*Given request*. A verbatim copy of the records is required, with all pictures left out.
▬▬▬▬▬▬▬▬▬▬
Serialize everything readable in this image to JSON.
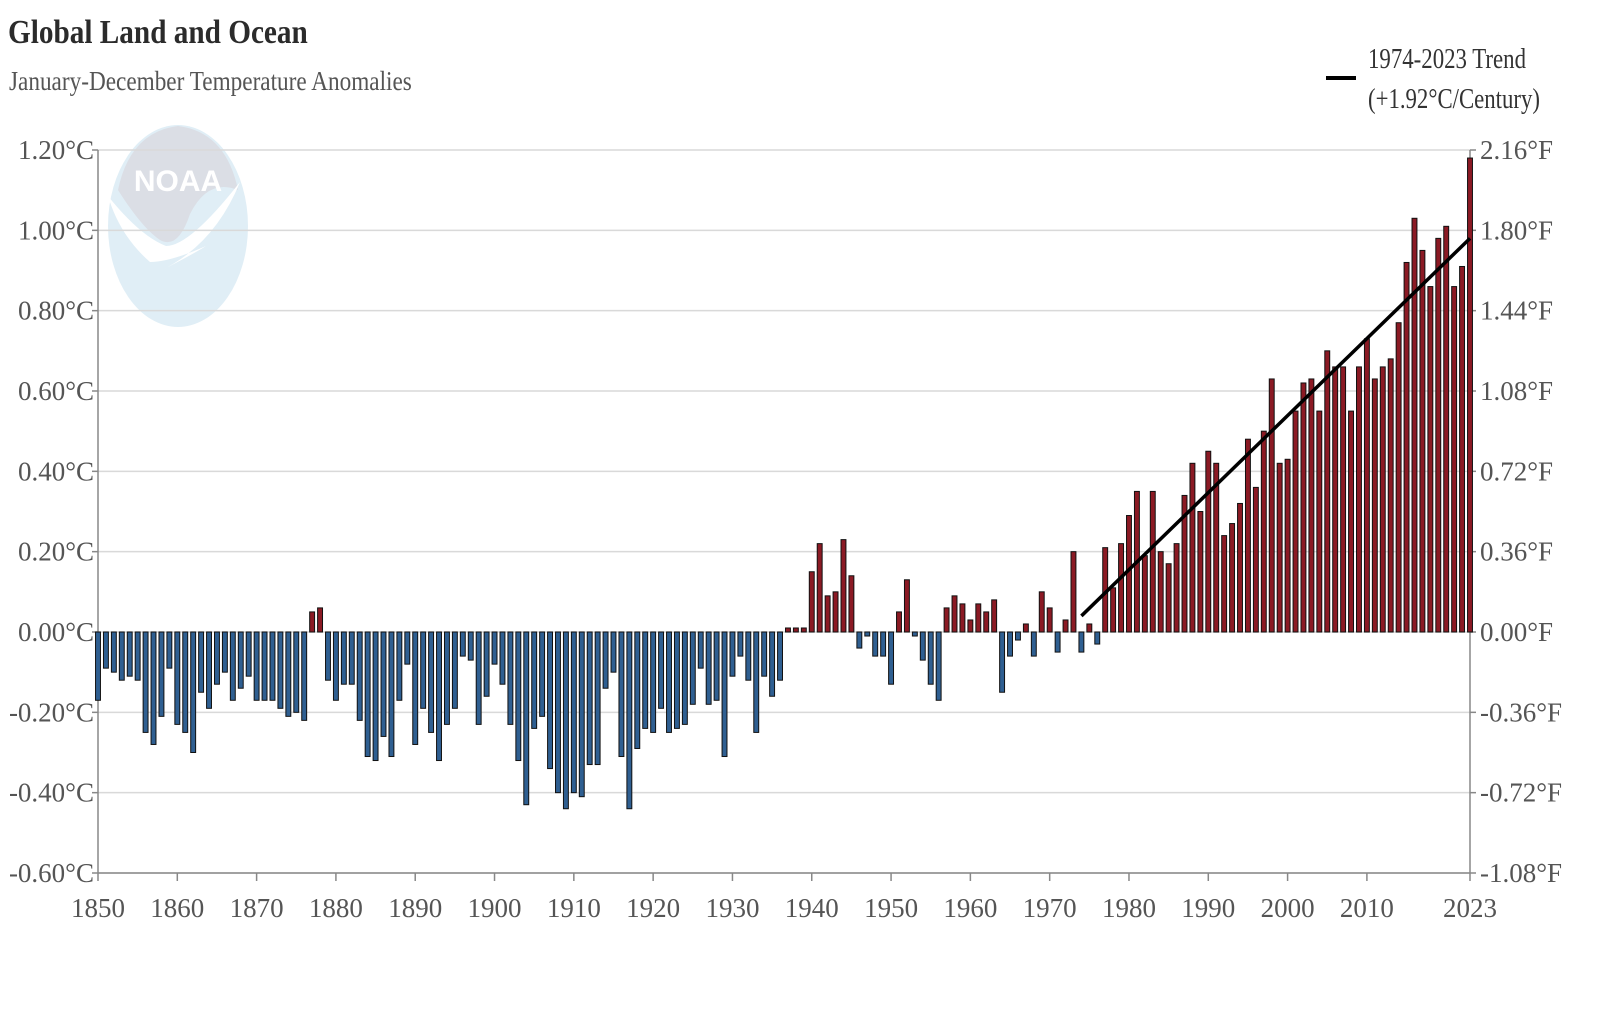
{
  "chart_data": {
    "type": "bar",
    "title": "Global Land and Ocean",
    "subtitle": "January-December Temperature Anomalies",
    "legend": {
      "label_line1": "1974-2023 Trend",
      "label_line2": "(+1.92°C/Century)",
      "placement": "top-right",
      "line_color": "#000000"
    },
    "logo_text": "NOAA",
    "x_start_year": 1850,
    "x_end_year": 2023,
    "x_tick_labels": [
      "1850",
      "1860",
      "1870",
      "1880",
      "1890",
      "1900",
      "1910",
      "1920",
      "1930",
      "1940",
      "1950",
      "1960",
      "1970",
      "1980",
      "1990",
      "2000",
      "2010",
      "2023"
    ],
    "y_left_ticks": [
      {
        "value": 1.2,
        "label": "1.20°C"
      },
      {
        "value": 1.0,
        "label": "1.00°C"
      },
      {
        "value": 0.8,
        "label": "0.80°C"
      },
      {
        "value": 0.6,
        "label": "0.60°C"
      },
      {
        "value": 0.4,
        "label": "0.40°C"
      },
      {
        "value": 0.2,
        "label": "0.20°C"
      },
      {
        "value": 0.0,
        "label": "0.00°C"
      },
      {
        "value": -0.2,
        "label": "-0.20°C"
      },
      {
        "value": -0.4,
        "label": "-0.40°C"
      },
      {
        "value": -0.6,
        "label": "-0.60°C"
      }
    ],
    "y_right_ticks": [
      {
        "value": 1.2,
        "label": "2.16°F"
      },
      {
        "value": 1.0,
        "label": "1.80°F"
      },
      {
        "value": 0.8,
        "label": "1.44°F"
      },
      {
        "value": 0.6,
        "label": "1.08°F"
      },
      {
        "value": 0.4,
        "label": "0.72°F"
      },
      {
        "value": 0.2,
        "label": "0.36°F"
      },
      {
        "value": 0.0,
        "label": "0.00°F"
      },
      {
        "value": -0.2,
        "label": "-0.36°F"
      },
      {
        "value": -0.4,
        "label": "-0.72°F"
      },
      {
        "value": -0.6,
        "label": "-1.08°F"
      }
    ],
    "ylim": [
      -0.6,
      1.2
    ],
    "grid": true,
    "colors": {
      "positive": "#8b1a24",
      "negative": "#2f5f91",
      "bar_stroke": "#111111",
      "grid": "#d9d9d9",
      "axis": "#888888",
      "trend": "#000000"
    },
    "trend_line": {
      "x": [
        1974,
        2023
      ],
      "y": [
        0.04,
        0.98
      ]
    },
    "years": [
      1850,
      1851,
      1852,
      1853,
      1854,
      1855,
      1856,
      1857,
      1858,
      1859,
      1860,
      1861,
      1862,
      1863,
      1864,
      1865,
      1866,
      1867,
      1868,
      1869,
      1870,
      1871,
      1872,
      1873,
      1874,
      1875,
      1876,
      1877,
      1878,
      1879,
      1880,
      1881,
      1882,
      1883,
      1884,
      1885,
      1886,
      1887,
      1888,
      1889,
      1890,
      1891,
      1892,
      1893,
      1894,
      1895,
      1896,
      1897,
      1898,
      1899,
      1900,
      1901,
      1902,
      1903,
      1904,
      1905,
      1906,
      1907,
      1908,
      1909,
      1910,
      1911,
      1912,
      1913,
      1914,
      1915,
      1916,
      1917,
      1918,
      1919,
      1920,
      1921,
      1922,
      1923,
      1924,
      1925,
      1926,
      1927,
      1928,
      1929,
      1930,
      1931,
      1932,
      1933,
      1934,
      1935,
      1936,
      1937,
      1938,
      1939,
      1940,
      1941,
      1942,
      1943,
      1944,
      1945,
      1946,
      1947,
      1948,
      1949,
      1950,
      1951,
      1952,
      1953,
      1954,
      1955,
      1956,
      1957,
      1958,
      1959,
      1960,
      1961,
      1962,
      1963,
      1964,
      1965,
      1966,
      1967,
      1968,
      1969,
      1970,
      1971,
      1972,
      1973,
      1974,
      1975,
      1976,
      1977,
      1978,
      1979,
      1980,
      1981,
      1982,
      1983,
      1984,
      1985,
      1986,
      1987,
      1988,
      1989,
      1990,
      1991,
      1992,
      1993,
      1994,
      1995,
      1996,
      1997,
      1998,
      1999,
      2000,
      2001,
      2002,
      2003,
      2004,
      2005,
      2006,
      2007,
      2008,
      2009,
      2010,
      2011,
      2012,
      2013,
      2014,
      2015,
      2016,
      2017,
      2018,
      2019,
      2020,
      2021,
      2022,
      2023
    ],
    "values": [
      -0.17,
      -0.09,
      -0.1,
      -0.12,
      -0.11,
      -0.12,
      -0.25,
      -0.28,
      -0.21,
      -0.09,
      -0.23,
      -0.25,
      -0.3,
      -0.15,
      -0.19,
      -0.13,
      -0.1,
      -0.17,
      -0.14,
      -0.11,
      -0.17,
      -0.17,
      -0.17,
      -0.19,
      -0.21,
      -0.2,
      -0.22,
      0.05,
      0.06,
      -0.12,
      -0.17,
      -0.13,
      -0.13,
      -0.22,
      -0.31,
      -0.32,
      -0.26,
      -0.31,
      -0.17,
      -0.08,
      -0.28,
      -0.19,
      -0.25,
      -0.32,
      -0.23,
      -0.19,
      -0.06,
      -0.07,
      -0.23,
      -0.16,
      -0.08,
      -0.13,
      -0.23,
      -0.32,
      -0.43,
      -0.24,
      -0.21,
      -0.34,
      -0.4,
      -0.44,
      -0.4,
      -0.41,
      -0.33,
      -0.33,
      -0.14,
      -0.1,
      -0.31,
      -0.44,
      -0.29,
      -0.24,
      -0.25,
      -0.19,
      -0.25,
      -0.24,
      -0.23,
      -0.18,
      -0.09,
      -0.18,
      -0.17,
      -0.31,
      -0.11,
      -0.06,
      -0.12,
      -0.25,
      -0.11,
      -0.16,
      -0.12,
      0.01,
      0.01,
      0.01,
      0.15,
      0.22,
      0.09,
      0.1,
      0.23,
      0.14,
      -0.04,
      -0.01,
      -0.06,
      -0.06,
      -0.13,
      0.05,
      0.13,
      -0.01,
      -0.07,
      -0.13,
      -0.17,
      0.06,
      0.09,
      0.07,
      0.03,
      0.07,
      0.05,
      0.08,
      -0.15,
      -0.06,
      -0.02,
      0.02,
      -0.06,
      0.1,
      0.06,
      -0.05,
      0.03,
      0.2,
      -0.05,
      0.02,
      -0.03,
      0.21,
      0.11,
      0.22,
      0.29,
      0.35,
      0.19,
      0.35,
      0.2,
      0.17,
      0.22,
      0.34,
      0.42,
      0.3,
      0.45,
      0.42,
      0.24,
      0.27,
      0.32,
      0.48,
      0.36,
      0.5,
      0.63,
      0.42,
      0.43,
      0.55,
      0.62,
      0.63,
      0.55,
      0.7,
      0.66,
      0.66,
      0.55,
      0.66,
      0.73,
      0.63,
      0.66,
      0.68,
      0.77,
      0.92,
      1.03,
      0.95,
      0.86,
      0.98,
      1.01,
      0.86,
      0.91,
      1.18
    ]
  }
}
▬▬▬▬▬▬▬▬▬▬
*The completed task*.
Serialize everything readable in this image to JSON.
{
  "chart_data": {
    "type": "bar",
    "title": "Global Land and Ocean",
    "subtitle": "January-December Temperature Anomalies",
    "legend": {
      "label_line1": "1974-2023 Trend",
      "label_line2": "(+1.92°C/Century)",
      "placement": "top-right",
      "line_color": "#000000"
    },
    "logo_text": "NOAA",
    "x_start_year": 1850,
    "x_end_year": 2023,
    "x_tick_labels": [
      "1850",
      "1860",
      "1870",
      "1880",
      "1890",
      "1900",
      "1910",
      "1920",
      "1930",
      "1940",
      "1950",
      "1960",
      "1970",
      "1980",
      "1990",
      "2000",
      "2010",
      "2023"
    ],
    "y_left_ticks": [
      {
        "value": 1.2,
        "label": "1.20°C"
      },
      {
        "value": 1.0,
        "label": "1.00°C"
      },
      {
        "value": 0.8,
        "label": "0.80°C"
      },
      {
        "value": 0.6,
        "label": "0.60°C"
      },
      {
        "value": 0.4,
        "label": "0.40°C"
      },
      {
        "value": 0.2,
        "label": "0.20°C"
      },
      {
        "value": 0.0,
        "label": "0.00°C"
      },
      {
        "value": -0.2,
        "label": "-0.20°C"
      },
      {
        "value": -0.4,
        "label": "-0.40°C"
      },
      {
        "value": -0.6,
        "label": "-0.60°C"
      }
    ],
    "y_right_ticks": [
      {
        "value": 1.2,
        "label": "2.16°F"
      },
      {
        "value": 1.0,
        "label": "1.80°F"
      },
      {
        "value": 0.8,
        "label": "1.44°F"
      },
      {
        "value": 0.6,
        "label": "1.08°F"
      },
      {
        "value": 0.4,
        "label": "0.72°F"
      },
      {
        "value": 0.2,
        "label": "0.36°F"
      },
      {
        "value": 0.0,
        "label": "0.00°F"
      },
      {
        "value": -0.2,
        "label": "-0.36°F"
      },
      {
        "value": -0.4,
        "label": "-0.72°F"
      },
      {
        "value": -0.6,
        "label": "-1.08°F"
      }
    ],
    "ylim": [
      -0.6,
      1.2
    ],
    "grid": true,
    "colors": {
      "positive": "#8b1a24",
      "negative": "#2f5f91",
      "bar_stroke": "#111111",
      "grid": "#d9d9d9",
      "axis": "#888888",
      "trend": "#000000"
    },
    "trend_line": {
      "x": [
        1974,
        2023
      ],
      "y": [
        0.04,
        0.98
      ]
    },
    "years": [
      1850,
      1851,
      1852,
      1853,
      1854,
      1855,
      1856,
      1857,
      1858,
      1859,
      1860,
      1861,
      1862,
      1863,
      1864,
      1865,
      1866,
      1867,
      1868,
      1869,
      1870,
      1871,
      1872,
      1873,
      1874,
      1875,
      1876,
      1877,
      1878,
      1879,
      1880,
      1881,
      1882,
      1883,
      1884,
      1885,
      1886,
      1887,
      1888,
      1889,
      1890,
      1891,
      1892,
      1893,
      1894,
      1895,
      1896,
      1897,
      1898,
      1899,
      1900,
      1901,
      1902,
      1903,
      1904,
      1905,
      1906,
      1907,
      1908,
      1909,
      1910,
      1911,
      1912,
      1913,
      1914,
      1915,
      1916,
      1917,
      1918,
      1919,
      1920,
      1921,
      1922,
      1923,
      1924,
      1925,
      1926,
      1927,
      1928,
      1929,
      1930,
      1931,
      1932,
      1933,
      1934,
      1935,
      1936,
      1937,
      1938,
      1939,
      1940,
      1941,
      1942,
      1943,
      1944,
      1945,
      1946,
      1947,
      1948,
      1949,
      1950,
      1951,
      1952,
      1953,
      1954,
      1955,
      1956,
      1957,
      1958,
      1959,
      1960,
      1961,
      1962,
      1963,
      1964,
      1965,
      1966,
      1967,
      1968,
      1969,
      1970,
      1971,
      1972,
      1973,
      1974,
      1975,
      1976,
      1977,
      1978,
      1979,
      1980,
      1981,
      1982,
      1983,
      1984,
      1985,
      1986,
      1987,
      1988,
      1989,
      1990,
      1991,
      1992,
      1993,
      1994,
      1995,
      1996,
      1997,
      1998,
      1999,
      2000,
      2001,
      2002,
      2003,
      2004,
      2005,
      2006,
      2007,
      2008,
      2009,
      2010,
      2011,
      2012,
      2013,
      2014,
      2015,
      2016,
      2017,
      2018,
      2019,
      2020,
      2021,
      2022,
      2023
    ],
    "values": [
      -0.17,
      -0.09,
      -0.1,
      -0.12,
      -0.11,
      -0.12,
      -0.25,
      -0.28,
      -0.21,
      -0.09,
      -0.23,
      -0.25,
      -0.3,
      -0.15,
      -0.19,
      -0.13,
      -0.1,
      -0.17,
      -0.14,
      -0.11,
      -0.17,
      -0.17,
      -0.17,
      -0.19,
      -0.21,
      -0.2,
      -0.22,
      0.05,
      0.06,
      -0.12,
      -0.17,
      -0.13,
      -0.13,
      -0.22,
      -0.31,
      -0.32,
      -0.26,
      -0.31,
      -0.17,
      -0.08,
      -0.28,
      -0.19,
      -0.25,
      -0.32,
      -0.23,
      -0.19,
      -0.06,
      -0.07,
      -0.23,
      -0.16,
      -0.08,
      -0.13,
      -0.23,
      -0.32,
      -0.43,
      -0.24,
      -0.21,
      -0.34,
      -0.4,
      -0.44,
      -0.4,
      -0.41,
      -0.33,
      -0.33,
      -0.14,
      -0.1,
      -0.31,
      -0.44,
      -0.29,
      -0.24,
      -0.25,
      -0.19,
      -0.25,
      -0.24,
      -0.23,
      -0.18,
      -0.09,
      -0.18,
      -0.17,
      -0.31,
      -0.11,
      -0.06,
      -0.12,
      -0.25,
      -0.11,
      -0.16,
      -0.12,
      0.01,
      0.01,
      0.01,
      0.15,
      0.22,
      0.09,
      0.1,
      0.23,
      0.14,
      -0.04,
      -0.01,
      -0.06,
      -0.06,
      -0.13,
      0.05,
      0.13,
      -0.01,
      -0.07,
      -0.13,
      -0.17,
      0.06,
      0.09,
      0.07,
      0.03,
      0.07,
      0.05,
      0.08,
      -0.15,
      -0.06,
      -0.02,
      0.02,
      -0.06,
      0.1,
      0.06,
      -0.05,
      0.03,
      0.2,
      -0.05,
      0.02,
      -0.03,
      0.21,
      0.11,
      0.22,
      0.29,
      0.35,
      0.19,
      0.35,
      0.2,
      0.17,
      0.22,
      0.34,
      0.42,
      0.3,
      0.45,
      0.42,
      0.24,
      0.27,
      0.32,
      0.48,
      0.36,
      0.5,
      0.63,
      0.42,
      0.43,
      0.55,
      0.62,
      0.63,
      0.55,
      0.7,
      0.66,
      0.66,
      0.55,
      0.66,
      0.73,
      0.63,
      0.66,
      0.68,
      0.77,
      0.92,
      1.03,
      0.95,
      0.86,
      0.98,
      1.01,
      0.86,
      0.91,
      1.18
    ]
  }
}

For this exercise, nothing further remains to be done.